* _Exercise material_:
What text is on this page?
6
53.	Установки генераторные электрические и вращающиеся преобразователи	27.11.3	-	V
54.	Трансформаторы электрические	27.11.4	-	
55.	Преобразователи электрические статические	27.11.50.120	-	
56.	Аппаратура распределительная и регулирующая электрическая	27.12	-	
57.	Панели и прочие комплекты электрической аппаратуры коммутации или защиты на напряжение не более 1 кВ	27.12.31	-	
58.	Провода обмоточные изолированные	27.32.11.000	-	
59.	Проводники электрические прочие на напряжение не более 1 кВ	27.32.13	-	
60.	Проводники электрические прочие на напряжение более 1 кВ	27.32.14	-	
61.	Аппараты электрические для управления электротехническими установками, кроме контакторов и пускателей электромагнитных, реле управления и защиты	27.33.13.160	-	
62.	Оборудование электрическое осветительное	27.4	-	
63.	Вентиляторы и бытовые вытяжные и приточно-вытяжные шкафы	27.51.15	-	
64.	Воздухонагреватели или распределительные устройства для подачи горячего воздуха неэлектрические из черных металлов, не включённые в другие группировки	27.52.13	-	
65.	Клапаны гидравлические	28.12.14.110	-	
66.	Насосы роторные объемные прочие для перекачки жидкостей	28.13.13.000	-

* _Problem statement_: Transcribe all entries exactly as they are given.

* _Response_:
What text is on this page?
6
53.	Установки генераторные электрические и вращающиеся преобразователи	27.11.3	-	V
54.	Трансформаторы электрические	27.11.4	-	
55.	Преобразователи электрические статические	27.11.50.120	-	
56.	Аппаратура распределительная и регулирующая электрическая	27.12	-	
57.	Панели и прочие комплекты электрической аппаратуры коммутации или защиты на напряжение не более 1 кВ	27.12.31	-	
58.	Провода обмоточные изолированные	27.32.11.000	-	
59.	Проводники электрические прочие на напряжение не более 1 кВ	27.32.13	-	
60.	Проводники электрические прочие на напряжение более 1 кВ	27.32.14	-	
61.	Аппараты электрические для управления электротехническими установками, кроме контакторов и пускателей электромагнитных, реле управления и защиты	27.33.13.160	-	
62.	Оборудование электрическое осветительное	27.4	-	
63.	Вентиляторы и бытовые вытяжные и приточно-вытяжные шкафы	27.51.15	-	
64.	Воздухонагреватели или распределительные устройства для подачи горячего воздуха неэлектрические из черных металлов, не включённые в другие группировки	27.52.13	-	
65.	Клапаны гидравлические	28.12.14.110	-	
66.	Насосы роторные объемные прочие для перекачки жидкостей	28.13.13.000	-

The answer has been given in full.